___ Document passage

The future of macro beer brands

US beer market | Is there no end to market fragmentation? Consumers are becoming more finicky. New products are creating their niches and category lines are blurring. Craft beers, the bright spot in the beer industry, keep on growing. So do wines, bourbons, tequilas, and cognacs, thanks to craft’s trailblazing. Without much effort they have adopted craft beer’s cachets of heritage, craftsmanship, regionality, a sense of premium and exclusivity. The consequence: macro beer brands continue to slip.

Lights off, sound level up: Boom boom boom … Bud Light … boom boom boom … “we are the #1 beer by far” … boom boom boom … “light lagers are most preferred” … boom boom boom … “beer has become too serious” … boom boom boom … “watch our highly successful Bud Light ad ‘Dilly Dilly’” … boom boom boom … “light lager has always been about fun and friends” … boom boom boom …Bud Light. Sound off, lights on. Polite applause from the audience.

It was a momentous performance delivered by Andy Goeler, AB-InBev’s Vice-President Bud Light Marketing, at the Beverage Forum in Chicago at the end of April. Pacing the stage back and forth to the beat of pounding drums, he gave the audience a bit of chest-thumping testosterone assertiveness from the King of Beers. His message: Bud Light, the number one beer brand in the US, is alive and kicking.

Probably designed to rally the troops – his distributors – at the brewer’s annual Sales and Marketing Communication Meeting (SAMCOM) and to energise them around the brand, his presentation failed to bring out cries of Hallelujah!. Blame it on the audience. This time, Mr Goeler was not preaching to the converted. Rhetorically and otherwise, he was up against the closed ranks of the most stubborn infidels you can think of. The Beverage Forum’s audience was packed with the Who’s Who of the US beverage industry, who all probably wondered: “Andy where’s the beef? How do you think you can turn Bud Light’s sales around?

Josh Joel, the author of the excellent book on Goose Island (“Barrel-Aged Stout and Selling Out”), describes Mr Goeler, 61, as the epitome of the Anheuser-Busch company man. He joined the brewer in 1980 and was named director of marketing for Bud Light in 1995. On his watch Bud Light rose to replace Budweiser as the company’s best-selling beer. He then took over Budweiser to stop that brand’s decline. Spectacularly cast against type, he later ran Anheuser-Busch’s craft and import division. This forced him to don a more subdued demeanour as well as chinos and a polo shirt at a Beverage Forum a few years ago. Back in charge of Bud Light, Mr Goeler is putting up a brave fight. Whether he can perform miracles – and nothing less will do – remains to be seen.

______
___ Raw data

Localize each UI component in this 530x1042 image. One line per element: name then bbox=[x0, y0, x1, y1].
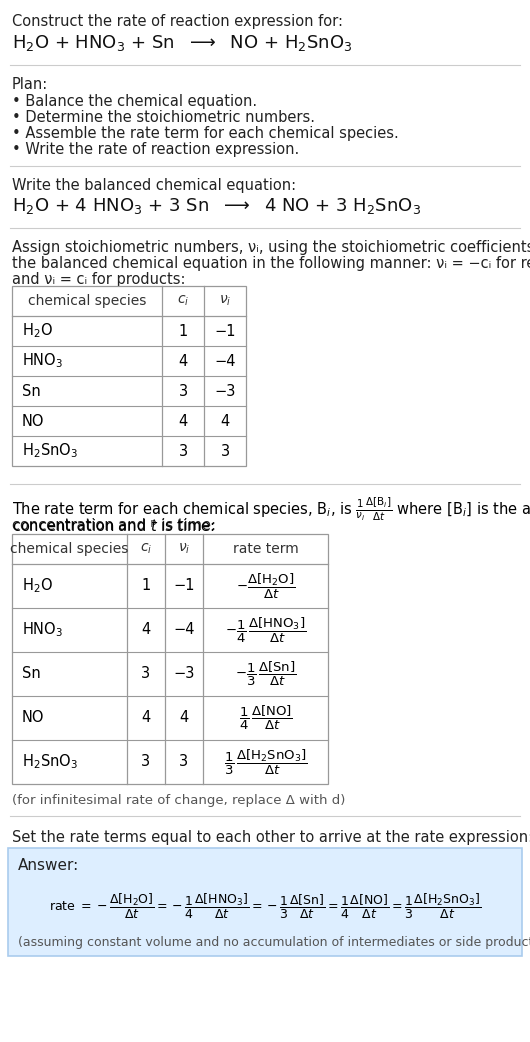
Text: • Assemble the rate term for each chemical species.: • Assemble the rate term for each chemic… bbox=[12, 126, 399, 141]
Text: NO: NO bbox=[22, 414, 45, 428]
Text: −1: −1 bbox=[214, 323, 236, 339]
Text: H$_2$O + HNO$_3$ + Sn  $\longrightarrow$  NO + H$_2$SnO$_3$: H$_2$O + HNO$_3$ + Sn $\longrightarrow$ … bbox=[12, 33, 352, 53]
Text: Assign stoichiometric numbers, νᵢ, using the stoichiometric coefficients, cᵢ, fr: Assign stoichiometric numbers, νᵢ, using… bbox=[12, 240, 530, 255]
Text: $-\dfrac{\Delta[\mathrm{H_2O}]}{\Delta t}$: $-\dfrac{\Delta[\mathrm{H_2O}]}{\Delta t… bbox=[236, 571, 295, 600]
Text: concentration and $t$ is time:: concentration and $t$ is time: bbox=[12, 518, 215, 534]
Text: 1: 1 bbox=[179, 323, 188, 339]
Text: 4: 4 bbox=[142, 622, 151, 638]
Text: 3: 3 bbox=[142, 754, 151, 769]
Text: $-\dfrac{1}{4}\,\dfrac{\Delta[\mathrm{HNO_3}]}{\Delta t}$: $-\dfrac{1}{4}\,\dfrac{\Delta[\mathrm{HN… bbox=[225, 616, 306, 645]
Text: 4: 4 bbox=[220, 414, 229, 428]
Text: (assuming constant volume and no accumulation of intermediates or side products): (assuming constant volume and no accumul… bbox=[18, 936, 530, 949]
Text: H$_2$O: H$_2$O bbox=[22, 322, 53, 341]
Text: and νᵢ = cᵢ for products:: and νᵢ = cᵢ for products: bbox=[12, 272, 185, 287]
Text: 4: 4 bbox=[179, 711, 189, 725]
Text: H$_2$SnO$_3$: H$_2$SnO$_3$ bbox=[22, 442, 78, 461]
Text: $\dfrac{1}{3}\,\dfrac{\Delta[\mathrm{H_2SnO_3}]}{\Delta t}$: $\dfrac{1}{3}\,\dfrac{\Delta[\mathrm{H_2… bbox=[224, 747, 307, 776]
Text: $-\dfrac{1}{3}\,\dfrac{\Delta[\mathrm{Sn}]}{\Delta t}$: $-\dfrac{1}{3}\,\dfrac{\Delta[\mathrm{Sn… bbox=[235, 660, 296, 688]
Bar bbox=[12, 534, 328, 784]
Text: −4: −4 bbox=[173, 622, 195, 638]
Text: H$_2$O: H$_2$O bbox=[22, 576, 53, 595]
Text: • Write the rate of reaction expression.: • Write the rate of reaction expression. bbox=[12, 142, 299, 157]
Bar bbox=[12, 286, 246, 466]
Text: $c_i$: $c_i$ bbox=[177, 294, 189, 308]
Text: 4: 4 bbox=[179, 353, 188, 369]
Text: 3: 3 bbox=[180, 754, 189, 769]
Text: $\dfrac{1}{4}\,\dfrac{\Delta[\mathrm{NO}]}{\Delta t}$: $\dfrac{1}{4}\,\dfrac{\Delta[\mathrm{NO}… bbox=[238, 704, 293, 733]
Text: HNO$_3$: HNO$_3$ bbox=[22, 351, 63, 370]
Text: H$_2$SnO$_3$: H$_2$SnO$_3$ bbox=[22, 752, 78, 771]
Text: • Balance the chemical equation.: • Balance the chemical equation. bbox=[12, 94, 257, 109]
Text: the balanced chemical equation in the following manner: νᵢ = −cᵢ for reactants: the balanced chemical equation in the fo… bbox=[12, 256, 530, 271]
Text: concentration and ᵖ is time:: concentration and ᵖ is time: bbox=[12, 518, 216, 534]
Text: $c_i$: $c_i$ bbox=[140, 542, 152, 556]
Text: $\nu_i$: $\nu_i$ bbox=[178, 542, 190, 556]
Text: Sn: Sn bbox=[22, 383, 41, 398]
Text: chemical species: chemical species bbox=[28, 294, 146, 308]
Text: rate $= -\dfrac{\Delta[\mathrm{H_2O}]}{\Delta t} = -\dfrac{1}{4}\dfrac{\Delta[\m: rate $= -\dfrac{\Delta[\mathrm{H_2O}]}{\… bbox=[49, 892, 481, 920]
FancyBboxPatch shape bbox=[8, 848, 522, 956]
Text: Answer:: Answer: bbox=[18, 858, 80, 873]
Text: 4: 4 bbox=[142, 711, 151, 725]
Text: H$_2$O + 4 HNO$_3$ + 3 Sn  $\longrightarrow$  4 NO + 3 H$_2$SnO$_3$: H$_2$O + 4 HNO$_3$ + 3 Sn $\longrightarr… bbox=[12, 196, 421, 216]
Text: 3: 3 bbox=[179, 383, 188, 398]
Text: 3: 3 bbox=[179, 444, 188, 458]
Text: • Determine the stoichiometric numbers.: • Determine the stoichiometric numbers. bbox=[12, 110, 315, 125]
Text: Set the rate terms equal to each other to arrive at the rate expression:: Set the rate terms equal to each other t… bbox=[12, 830, 530, 845]
Text: −3: −3 bbox=[214, 383, 236, 398]
Text: 4: 4 bbox=[179, 414, 188, 428]
Text: HNO$_3$: HNO$_3$ bbox=[22, 621, 63, 640]
Text: Plan:: Plan: bbox=[12, 77, 48, 92]
Text: $\nu_i$: $\nu_i$ bbox=[219, 294, 231, 308]
Text: The rate term for each chemical species, B$_i$, is $\frac{1}{\nu_i}\frac{\Delta[: The rate term for each chemical species,… bbox=[12, 496, 530, 523]
Text: −1: −1 bbox=[173, 578, 195, 594]
Text: 1: 1 bbox=[142, 578, 151, 594]
Text: 3: 3 bbox=[142, 667, 151, 681]
Text: Construct the rate of reaction expression for:: Construct the rate of reaction expressio… bbox=[12, 14, 343, 29]
Text: 3: 3 bbox=[220, 444, 229, 458]
Text: NO: NO bbox=[22, 711, 45, 725]
Text: −3: −3 bbox=[173, 667, 195, 681]
Text: Sn: Sn bbox=[22, 667, 41, 681]
Text: Write the balanced chemical equation:: Write the balanced chemical equation: bbox=[12, 178, 296, 193]
Text: chemical species: chemical species bbox=[10, 542, 129, 556]
Text: rate term: rate term bbox=[233, 542, 298, 556]
Text: (for infinitesimal rate of change, replace Δ with d): (for infinitesimal rate of change, repla… bbox=[12, 794, 346, 807]
Text: −4: −4 bbox=[214, 353, 236, 369]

______

> [Required tasks]:
A. Please return the text of the beer market article starting at "It was a momentous" and ending at "alive and kicking.".
B. According to the beer market article, in what year did Andy Goeler join Anheuser-Busch?
The rows come from a separate source.

> [Outputs in order]:
A.
It was a momentous performance delivered by Andy Goeler, AB-InBev’s Vice-President Bud Light Marketing, at the Beverage Forum in Chicago at the end of April. Pacing the stage back and forth to the beat of pounding drums, he gave the audience a bit of chest-thumping testosterone assertiveness from the King of Beers. His message: Bud Light, the number one beer brand in the US, is alive and kicking.

B. 1980